_Your objective_: Please write out the material that follows, exactly as it stands.

=== Dataset extract ===

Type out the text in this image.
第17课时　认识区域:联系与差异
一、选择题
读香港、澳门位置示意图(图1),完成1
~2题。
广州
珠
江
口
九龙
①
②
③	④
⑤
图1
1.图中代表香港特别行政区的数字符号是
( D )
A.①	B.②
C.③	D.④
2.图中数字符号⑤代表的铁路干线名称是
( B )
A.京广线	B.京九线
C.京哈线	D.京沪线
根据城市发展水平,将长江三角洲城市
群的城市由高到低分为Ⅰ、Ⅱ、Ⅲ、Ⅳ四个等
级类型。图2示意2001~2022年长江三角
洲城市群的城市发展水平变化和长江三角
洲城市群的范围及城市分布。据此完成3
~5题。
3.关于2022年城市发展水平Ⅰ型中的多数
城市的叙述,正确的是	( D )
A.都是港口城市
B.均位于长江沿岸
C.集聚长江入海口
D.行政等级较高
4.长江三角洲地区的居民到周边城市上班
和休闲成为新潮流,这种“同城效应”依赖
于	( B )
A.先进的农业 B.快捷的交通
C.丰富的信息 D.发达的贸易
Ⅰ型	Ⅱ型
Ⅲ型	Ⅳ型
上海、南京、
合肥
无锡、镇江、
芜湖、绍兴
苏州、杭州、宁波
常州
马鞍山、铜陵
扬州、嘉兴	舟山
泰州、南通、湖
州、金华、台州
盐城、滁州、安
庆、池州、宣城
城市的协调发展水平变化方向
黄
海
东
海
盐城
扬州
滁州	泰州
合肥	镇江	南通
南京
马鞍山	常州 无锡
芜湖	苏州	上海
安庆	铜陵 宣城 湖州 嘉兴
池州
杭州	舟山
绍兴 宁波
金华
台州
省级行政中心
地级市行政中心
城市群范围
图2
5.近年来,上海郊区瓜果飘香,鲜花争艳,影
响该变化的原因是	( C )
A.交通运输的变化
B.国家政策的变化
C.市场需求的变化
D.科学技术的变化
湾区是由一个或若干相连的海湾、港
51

===

_Task output_:
Type out the text in this image.
第17课时　认识区域:联系与差异
一、选择题
读香港、澳门位置示意图(图1),完成1
~2题。
广州
珠
江
口
九龙
①
②
③	④
⑤
图1
1.图中代表香港特别行政区的数字符号是
( D )
A.①	B.②
C.③	D.④
2.图中数字符号⑤代表的铁路干线名称是
( B )
A.京广线	B.京九线
C.京哈线	D.京沪线
根据城市发展水平,将长江三角洲城市
群的城市由高到低分为Ⅰ、Ⅱ、Ⅲ、Ⅳ四个等
级类型。图2示意2001~2022年长江三角
洲城市群的城市发展水平变化和长江三角
洲城市群的范围及城市分布。据此完成3
~5题。
3.关于2022年城市发展水平Ⅰ型中的多数
城市的叙述,正确的是	( D )
A.都是港口城市
B.均位于长江沿岸
C.集聚长江入海口
D.行政等级较高
4.长江三角洲地区的居民到周边城市上班
和休闲成为新潮流,这种“同城效应”依赖
于	( B )
A.先进的农业 B.快捷的交通
C.丰富的信息 D.发达的贸易
Ⅰ型	Ⅱ型
Ⅲ型	Ⅳ型
上海、南京、
合肥
无锡、镇江、
芜湖、绍兴
苏州、杭州、宁波
常州
马鞍山、铜陵
扬州、嘉兴	舟山
泰州、南通、湖
州、金华、台州
盐城、滁州、安
庆、池州、宣城
城市的协调发展水平变化方向
黄
海
东
海
盐城
扬州
滁州	泰州
合肥	镇江	南通
南京
马鞍山	常州 无锡
芜湖	苏州	上海
安庆	铜陵 宣城 湖州 嘉兴
池州
杭州	舟山
绍兴 宁波
金华
台州
省级行政中心
地级市行政中心
城市群范围
图2
5.近年来,上海郊区瓜果飘香,鲜花争艳,影
响该变化的原因是	( C )
A.交通运输的变化
B.国家政策的变化
C.市场需求的变化
D.科学技术的变化
湾区是由一个或若干相连的海湾、港
51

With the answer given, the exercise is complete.